What the exercise asks:
Your task is to transcribe all of the data below exactly, omitting the images.

Input data:
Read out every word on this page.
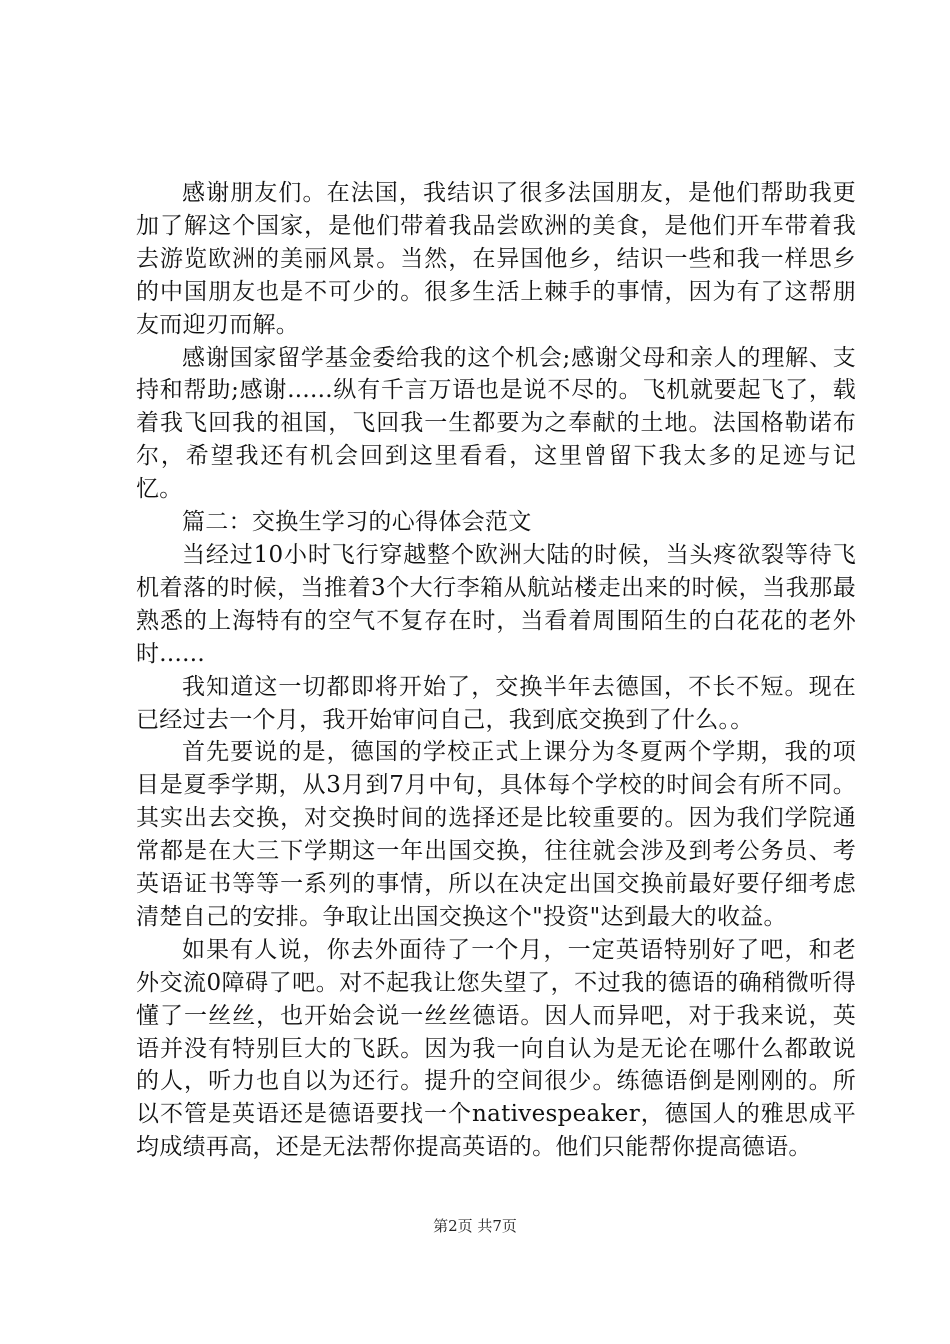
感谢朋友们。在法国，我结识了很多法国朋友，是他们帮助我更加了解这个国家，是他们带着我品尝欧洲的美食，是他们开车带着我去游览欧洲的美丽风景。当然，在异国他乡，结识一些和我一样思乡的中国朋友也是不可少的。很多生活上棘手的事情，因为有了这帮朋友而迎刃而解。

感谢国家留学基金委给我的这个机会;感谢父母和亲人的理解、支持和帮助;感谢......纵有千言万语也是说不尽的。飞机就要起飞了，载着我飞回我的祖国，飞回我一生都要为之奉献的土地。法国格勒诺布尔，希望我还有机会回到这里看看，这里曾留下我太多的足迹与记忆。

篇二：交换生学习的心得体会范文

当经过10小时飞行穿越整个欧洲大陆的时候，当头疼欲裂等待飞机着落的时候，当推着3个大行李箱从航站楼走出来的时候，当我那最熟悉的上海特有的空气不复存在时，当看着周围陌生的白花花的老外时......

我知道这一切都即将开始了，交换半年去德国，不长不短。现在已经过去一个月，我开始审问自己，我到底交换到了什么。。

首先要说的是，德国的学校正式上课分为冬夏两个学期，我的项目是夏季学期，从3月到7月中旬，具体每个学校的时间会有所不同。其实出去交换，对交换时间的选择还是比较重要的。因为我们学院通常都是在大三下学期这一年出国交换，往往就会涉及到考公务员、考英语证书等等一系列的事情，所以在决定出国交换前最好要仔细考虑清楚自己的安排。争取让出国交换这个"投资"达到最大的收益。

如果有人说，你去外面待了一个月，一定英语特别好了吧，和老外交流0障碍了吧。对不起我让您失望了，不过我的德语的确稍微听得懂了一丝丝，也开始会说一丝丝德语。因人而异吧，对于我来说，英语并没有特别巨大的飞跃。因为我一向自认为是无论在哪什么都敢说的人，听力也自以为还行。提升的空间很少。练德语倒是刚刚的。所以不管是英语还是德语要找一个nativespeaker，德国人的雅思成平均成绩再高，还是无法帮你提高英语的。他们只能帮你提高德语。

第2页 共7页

Solution to this problem:
Read out every word on this page.
感谢朋友们。在法国，我结识了很多法国朋友，是他们帮助我更加了解这个国家，是他们带着我品尝欧洲的美食，是他们开车带着我去游览欧洲的美丽风景。当然，在异国他乡，结识一些和我一样思乡的中国朋友也是不可少的。很多生活上棘手的事情，因为有了这帮朋友而迎刃而解。

感谢国家留学基金委给我的这个机会;感谢父母和亲人的理解、支持和帮助;感谢......纵有千言万语也是说不尽的。飞机就要起飞了，载着我飞回我的祖国，飞回我一生都要为之奉献的土地。法国格勒诺布尔，希望我还有机会回到这里看看，这里曾留下我太多的足迹与记忆。

篇二：交换生学习的心得体会范文

当经过10小时飞行穿越整个欧洲大陆的时候，当头疼欲裂等待飞机着落的时候，当推着3个大行李箱从航站楼走出来的时候，当我那最熟悉的上海特有的空气不复存在时，当看着周围陌生的白花花的老外时......

我知道这一切都即将开始了，交换半年去德国，不长不短。现在已经过去一个月，我开始审问自己，我到底交换到了什么。。

首先要说的是，德国的学校正式上课分为冬夏两个学期，我的项目是夏季学期，从3月到7月中旬，具体每个学校的时间会有所不同。其实出去交换，对交换时间的选择还是比较重要的。因为我们学院通常都是在大三下学期这一年出国交换，往往就会涉及到考公务员、考英语证书等等一系列的事情，所以在决定出国交换前最好要仔细考虑清楚自己的安排。争取让出国交换这个"投资"达到最大的收益。

如果有人说，你去外面待了一个月，一定英语特别好了吧，和老外交流0障碍了吧。对不起我让您失望了，不过我的德语的确稍微听得懂了一丝丝，也开始会说一丝丝德语。因人而异吧，对于我来说，英语并没有特别巨大的飞跃。因为我一向自认为是无论在哪什么都敢说的人，听力也自以为还行。提升的空间很少。练德语倒是刚刚的。所以不管是英语还是德语要找一个nativespeaker，德国人的雅思成平均成绩再高，还是无法帮你提高英语的。他们只能帮你提高德语。

第2页 共7页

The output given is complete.